> WRITTEN INSTRUCTION:
Reproduce the data that follows in its entirety, character for character.
** BEGIN **
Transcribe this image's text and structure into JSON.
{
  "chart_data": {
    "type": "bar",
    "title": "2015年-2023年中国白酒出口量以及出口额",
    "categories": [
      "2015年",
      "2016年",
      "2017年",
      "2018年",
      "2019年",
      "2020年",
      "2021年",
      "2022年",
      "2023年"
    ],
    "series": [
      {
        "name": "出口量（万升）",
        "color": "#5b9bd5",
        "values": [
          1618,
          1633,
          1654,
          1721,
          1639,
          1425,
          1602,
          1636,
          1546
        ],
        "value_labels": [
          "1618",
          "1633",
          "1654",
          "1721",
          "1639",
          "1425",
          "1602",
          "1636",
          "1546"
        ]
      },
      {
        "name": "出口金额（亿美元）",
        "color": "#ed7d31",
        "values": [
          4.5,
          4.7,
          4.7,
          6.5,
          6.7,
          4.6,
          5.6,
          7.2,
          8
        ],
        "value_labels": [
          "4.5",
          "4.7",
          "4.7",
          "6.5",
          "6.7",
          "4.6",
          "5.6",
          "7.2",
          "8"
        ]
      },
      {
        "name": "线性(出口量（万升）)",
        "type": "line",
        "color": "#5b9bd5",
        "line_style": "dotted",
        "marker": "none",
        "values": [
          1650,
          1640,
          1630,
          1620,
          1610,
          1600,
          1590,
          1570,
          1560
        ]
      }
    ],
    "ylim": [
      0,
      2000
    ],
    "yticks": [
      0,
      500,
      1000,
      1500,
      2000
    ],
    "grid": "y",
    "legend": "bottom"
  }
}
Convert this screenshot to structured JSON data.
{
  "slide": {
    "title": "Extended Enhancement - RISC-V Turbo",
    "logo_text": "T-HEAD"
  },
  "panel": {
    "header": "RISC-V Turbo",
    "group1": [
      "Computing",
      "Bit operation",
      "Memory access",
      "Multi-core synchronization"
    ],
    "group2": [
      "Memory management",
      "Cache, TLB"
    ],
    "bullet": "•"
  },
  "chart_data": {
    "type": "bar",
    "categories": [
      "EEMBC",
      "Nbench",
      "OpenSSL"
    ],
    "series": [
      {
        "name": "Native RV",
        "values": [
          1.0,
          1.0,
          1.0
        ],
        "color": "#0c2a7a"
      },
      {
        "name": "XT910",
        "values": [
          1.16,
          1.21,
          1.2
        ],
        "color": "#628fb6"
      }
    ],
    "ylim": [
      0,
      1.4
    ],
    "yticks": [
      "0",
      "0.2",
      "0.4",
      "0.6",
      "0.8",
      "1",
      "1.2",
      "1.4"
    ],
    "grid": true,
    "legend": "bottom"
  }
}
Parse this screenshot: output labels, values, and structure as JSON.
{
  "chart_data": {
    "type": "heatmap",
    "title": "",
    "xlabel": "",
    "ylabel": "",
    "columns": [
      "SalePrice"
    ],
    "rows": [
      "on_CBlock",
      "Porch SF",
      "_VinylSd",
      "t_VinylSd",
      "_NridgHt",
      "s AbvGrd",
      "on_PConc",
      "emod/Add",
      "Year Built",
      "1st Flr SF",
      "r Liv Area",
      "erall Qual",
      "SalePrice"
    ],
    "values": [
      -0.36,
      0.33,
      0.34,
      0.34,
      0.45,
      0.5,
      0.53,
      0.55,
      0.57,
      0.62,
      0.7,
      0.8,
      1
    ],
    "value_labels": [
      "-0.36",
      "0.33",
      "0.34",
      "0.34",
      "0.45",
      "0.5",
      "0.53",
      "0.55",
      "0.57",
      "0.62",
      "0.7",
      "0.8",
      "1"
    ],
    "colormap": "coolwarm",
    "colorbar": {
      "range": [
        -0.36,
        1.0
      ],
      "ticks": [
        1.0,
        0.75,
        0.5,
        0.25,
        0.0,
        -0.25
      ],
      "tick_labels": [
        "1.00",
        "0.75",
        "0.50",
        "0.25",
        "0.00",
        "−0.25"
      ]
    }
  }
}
** END **
> TASK SOLUTION:
Transcribe this image's text and structure into JSON.
{
  "chart_data": {
    "type": "bar",
    "title": "2015年-2023年中国白酒出口量以及出口额",
    "categories": [
      "2015年",
      "2016年",
      "2017年",
      "2018年",
      "2019年",
      "2020年",
      "2021年",
      "2022年",
      "2023年"
    ],
    "series": [
      {
        "name": "出口量（万升）",
        "color": "#5b9bd5",
        "values": [
          1618,
          1633,
          1654,
          1721,
          1639,
          1425,
          1602,
          1636,
          1546
        ],
        "value_labels": [
          "1618",
          "1633",
          "1654",
          "1721",
          "1639",
          "1425",
          "1602",
          "1636",
          "1546"
        ]
      },
      {
        "name": "出口金额（亿美元）",
        "color": "#ed7d31",
        "values": [
          4.5,
          4.7,
          4.7,
          6.5,
          6.7,
          4.6,
          5.6,
          7.2,
          8
        ],
        "value_labels": [
          "4.5",
          "4.7",
          "4.7",
          "6.5",
          "6.7",
          "4.6",
          "5.6",
          "7.2",
          "8"
        ]
      },
      {
        "name": "线性(出口量（万升）)",
        "type": "line",
        "color": "#5b9bd5",
        "line_style": "dotted",
        "marker": "none",
        "values": [
          1650,
          1640,
          1630,
          1620,
          1610,
          1600,
          1590,
          1570,
          1560
        ]
      }
    ],
    "ylim": [
      0,
      2000
    ],
    "yticks": [
      0,
      500,
      1000,
      1500,
      2000
    ],
    "grid": "y",
    "legend": "bottom"
  }
}
Convert this screenshot to structured JSON data.
{
  "slide": {
    "title": "Extended Enhancement - RISC-V Turbo",
    "logo_text": "T-HEAD"
  },
  "panel": {
    "header": "RISC-V Turbo",
    "group1": [
      "Computing",
      "Bit operation",
      "Memory access",
      "Multi-core synchronization"
    ],
    "group2": [
      "Memory management",
      "Cache, TLB"
    ],
    "bullet": "•"
  },
  "chart_data": {
    "type": "bar",
    "categories": [
      "EEMBC",
      "Nbench",
      "OpenSSL"
    ],
    "series": [
      {
        "name": "Native RV",
        "values": [
          1.0,
          1.0,
          1.0
        ],
        "color": "#0c2a7a"
      },
      {
        "name": "XT910",
        "values": [
          1.16,
          1.21,
          1.2
        ],
        "color": "#628fb6"
      }
    ],
    "ylim": [
      0,
      1.4
    ],
    "yticks": [
      "0",
      "0.2",
      "0.4",
      "0.6",
      "0.8",
      "1",
      "1.2",
      "1.4"
    ],
    "grid": true,
    "legend": "bottom"
  }
}
Parse this screenshot: output labels, values, and structure as JSON.
{
  "chart_data": {
    "type": "heatmap",
    "title": "",
    "xlabel": "",
    "ylabel": "",
    "columns": [
      "SalePrice"
    ],
    "rows": [
      "on_CBlock",
      "Porch SF",
      "_VinylSd",
      "t_VinylSd",
      "_NridgHt",
      "s AbvGrd",
      "on_PConc",
      "emod/Add",
      "Year Built",
      "1st Flr SF",
      "r Liv Area",
      "erall Qual",
      "SalePrice"
    ],
    "values": [
      -0.36,
      0.33,
      0.34,
      0.34,
      0.45,
      0.5,
      0.53,
      0.55,
      0.57,
      0.62,
      0.7,
      0.8,
      1
    ],
    "value_labels": [
      "-0.36",
      "0.33",
      "0.34",
      "0.34",
      "0.45",
      "0.5",
      "0.53",
      "0.55",
      "0.57",
      "0.62",
      "0.7",
      "0.8",
      "1"
    ],
    "colormap": "coolwarm",
    "colorbar": {
      "range": [
        -0.36,
        1.0
      ],
      "ticks": [
        1.0,
        0.75,
        0.5,
        0.25,
        0.0,
        -0.25
      ],
      "tick_labels": [
        "1.00",
        "0.75",
        "0.50",
        "0.25",
        "0.00",
        "−0.25"
      ]
    }
  }
}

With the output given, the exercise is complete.